▶ **Short exercise**
Count the lines below that contain the word "frac" and give only that number.

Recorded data
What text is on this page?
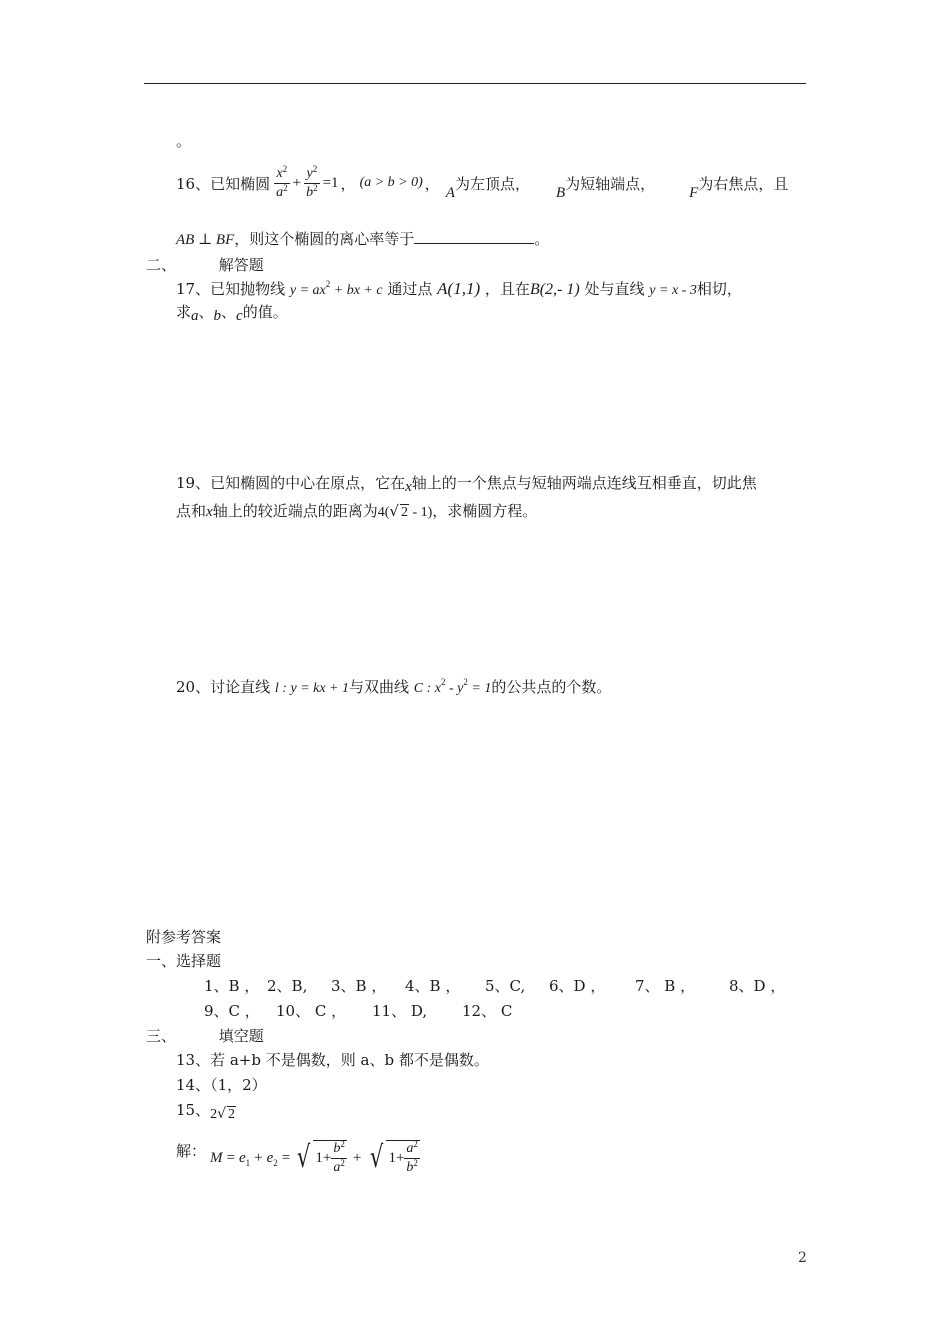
。
16、 已知椭圆 $\frac{x^2}{a^2} + \frac{y^2}{b^2} =1$ ， (a > b > 0) ， A 为左顶点， B 为短轴端点， F 为右焦点，且
AB ⊥ BF，则这个椭圆的离心率等于	。
二、	解答题
17、已知抛物线 $y = ax^2$ + bx + c 通过点 A(1,1) ，且在B(2,- 1) 处与直线 y = x - 3相切，
求a、b、c的值。
19、已知椭圆的中心在原点，它在x轴上的一个焦点与短轴两端点连线互相垂直，切此焦
点和x轴上的较近端点的距离为4(√ 2 - 1)，求椭圆方程。
20、讨论直线 l : y = kx + 1与双曲线 C : $x^2 - y^2 = 1$的公共点的个数。
附参考答案
一、选择题
1、B ， 2、B, 3、B ， 4、B ， 5、C, 6、D ， 7、 B ， 8、D ，
9、C ， 10、 C ， 11、 D, 12、 C
三、	填空题
13、若 a+b 不是偶数，则 a、b 都不是偶数。
14、（1，2）
15、2√ 2
解： $M = e_1 + e_2$ = √ $1+ \frac{b^2}{a^2}$ + √ $1+ \frac{a^2}{b^2}$
2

▶ **Response to the task**
2